* start Material to process *

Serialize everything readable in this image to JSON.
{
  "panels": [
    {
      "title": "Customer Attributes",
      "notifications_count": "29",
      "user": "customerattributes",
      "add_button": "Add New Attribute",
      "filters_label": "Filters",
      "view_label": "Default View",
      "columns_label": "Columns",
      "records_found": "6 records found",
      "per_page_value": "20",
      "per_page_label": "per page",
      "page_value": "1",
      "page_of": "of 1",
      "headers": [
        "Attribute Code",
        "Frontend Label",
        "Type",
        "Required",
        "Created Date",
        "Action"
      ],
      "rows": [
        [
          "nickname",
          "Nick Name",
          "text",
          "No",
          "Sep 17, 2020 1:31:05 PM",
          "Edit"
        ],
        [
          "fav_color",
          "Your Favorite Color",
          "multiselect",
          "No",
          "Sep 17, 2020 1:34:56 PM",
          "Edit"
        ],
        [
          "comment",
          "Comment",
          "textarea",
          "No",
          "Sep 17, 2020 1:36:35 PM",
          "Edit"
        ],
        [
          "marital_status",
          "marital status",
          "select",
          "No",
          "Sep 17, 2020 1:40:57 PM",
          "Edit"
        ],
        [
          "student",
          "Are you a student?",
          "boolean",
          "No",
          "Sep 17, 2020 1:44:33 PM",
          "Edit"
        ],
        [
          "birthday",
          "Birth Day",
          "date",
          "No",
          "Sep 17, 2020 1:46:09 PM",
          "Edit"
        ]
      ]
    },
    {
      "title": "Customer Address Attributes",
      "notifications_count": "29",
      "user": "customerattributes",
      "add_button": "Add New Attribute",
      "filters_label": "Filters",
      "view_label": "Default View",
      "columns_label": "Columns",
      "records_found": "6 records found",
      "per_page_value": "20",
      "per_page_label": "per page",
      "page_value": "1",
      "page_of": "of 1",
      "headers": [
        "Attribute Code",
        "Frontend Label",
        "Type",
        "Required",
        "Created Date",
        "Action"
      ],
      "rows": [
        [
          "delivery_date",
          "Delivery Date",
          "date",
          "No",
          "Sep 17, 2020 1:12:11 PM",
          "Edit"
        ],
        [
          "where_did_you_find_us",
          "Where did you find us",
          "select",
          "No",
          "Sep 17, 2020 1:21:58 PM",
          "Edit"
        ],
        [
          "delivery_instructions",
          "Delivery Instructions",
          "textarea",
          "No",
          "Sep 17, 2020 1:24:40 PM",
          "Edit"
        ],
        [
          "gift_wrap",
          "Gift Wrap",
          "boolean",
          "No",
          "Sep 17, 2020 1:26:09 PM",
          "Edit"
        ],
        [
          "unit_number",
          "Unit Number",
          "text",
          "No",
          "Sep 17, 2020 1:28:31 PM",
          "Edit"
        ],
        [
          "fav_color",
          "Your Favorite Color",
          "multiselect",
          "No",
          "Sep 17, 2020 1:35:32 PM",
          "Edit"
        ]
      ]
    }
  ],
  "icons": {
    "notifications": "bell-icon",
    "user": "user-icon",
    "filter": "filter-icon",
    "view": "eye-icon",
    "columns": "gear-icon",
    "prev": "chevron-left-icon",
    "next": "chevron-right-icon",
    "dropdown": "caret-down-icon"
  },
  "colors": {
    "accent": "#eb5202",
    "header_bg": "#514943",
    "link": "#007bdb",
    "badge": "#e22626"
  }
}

* end Material to process *

= Problem details =
Copy out all of the records above with nothing altered.

= Full response =
Serialize everything readable in this image to JSON.
{
  "panels": [
    {
      "title": "Customer Attributes",
      "notifications_count": "29",
      "user": "customerattributes",
      "add_button": "Add New Attribute",
      "filters_label": "Filters",
      "view_label": "Default View",
      "columns_label": "Columns",
      "records_found": "6 records found",
      "per_page_value": "20",
      "per_page_label": "per page",
      "page_value": "1",
      "page_of": "of 1",
      "headers": [
        "Attribute Code",
        "Frontend Label",
        "Type",
        "Required",
        "Created Date",
        "Action"
      ],
      "rows": [
        [
          "nickname",
          "Nick Name",
          "text",
          "No",
          "Sep 17, 2020 1:31:05 PM",
          "Edit"
        ],
        [
          "fav_color",
          "Your Favorite Color",
          "multiselect",
          "No",
          "Sep 17, 2020 1:34:56 PM",
          "Edit"
        ],
        [
          "comment",
          "Comment",
          "textarea",
          "No",
          "Sep 17, 2020 1:36:35 PM",
          "Edit"
        ],
        [
          "marital_status",
          "marital status",
          "select",
          "No",
          "Sep 17, 2020 1:40:57 PM",
          "Edit"
        ],
        [
          "student",
          "Are you a student?",
          "boolean",
          "No",
          "Sep 17, 2020 1:44:33 PM",
          "Edit"
        ],
        [
          "birthday",
          "Birth Day",
          "date",
          "No",
          "Sep 17, 2020 1:46:09 PM",
          "Edit"
        ]
      ]
    },
    {
      "title": "Customer Address Attributes",
      "notifications_count": "29",
      "user": "customerattributes",
      "add_button": "Add New Attribute",
      "filters_label": "Filters",
      "view_label": "Default View",
      "columns_label": "Columns",
      "records_found": "6 records found",
      "per_page_value": "20",
      "per_page_label": "per page",
      "page_value": "1",
      "page_of": "of 1",
      "headers": [
        "Attribute Code",
        "Frontend Label",
        "Type",
        "Required",
        "Created Date",
        "Action"
      ],
      "rows": [
        [
          "delivery_date",
          "Delivery Date",
          "date",
          "No",
          "Sep 17, 2020 1:12:11 PM",
          "Edit"
        ],
        [
          "where_did_you_find_us",
          "Where did you find us",
          "select",
          "No",
          "Sep 17, 2020 1:21:58 PM",
          "Edit"
        ],
        [
          "delivery_instructions",
          "Delivery Instructions",
          "textarea",
          "No",
          "Sep 17, 2020 1:24:40 PM",
          "Edit"
        ],
        [
          "gift_wrap",
          "Gift Wrap",
          "boolean",
          "No",
          "Sep 17, 2020 1:26:09 PM",
          "Edit"
        ],
        [
          "unit_number",
          "Unit Number",
          "text",
          "No",
          "Sep 17, 2020 1:28:31 PM",
          "Edit"
        ],
        [
          "fav_color",
          "Your Favorite Color",
          "multiselect",
          "No",
          "Sep 17, 2020 1:35:32 PM",
          "Edit"
        ]
      ]
    }
  ],
  "icons": {
    "notifications": "bell-icon",
    "user": "user-icon",
    "filter": "filter-icon",
    "view": "eye-icon",
    "columns": "gear-icon",
    "prev": "chevron-left-icon",
    "next": "chevron-right-icon",
    "dropdown": "caret-down-icon"
  },
  "colors": {
    "accent": "#eb5202",
    "header_bg": "#514943",
    "link": "#007bdb",
    "badge": "#e22626"
  }
}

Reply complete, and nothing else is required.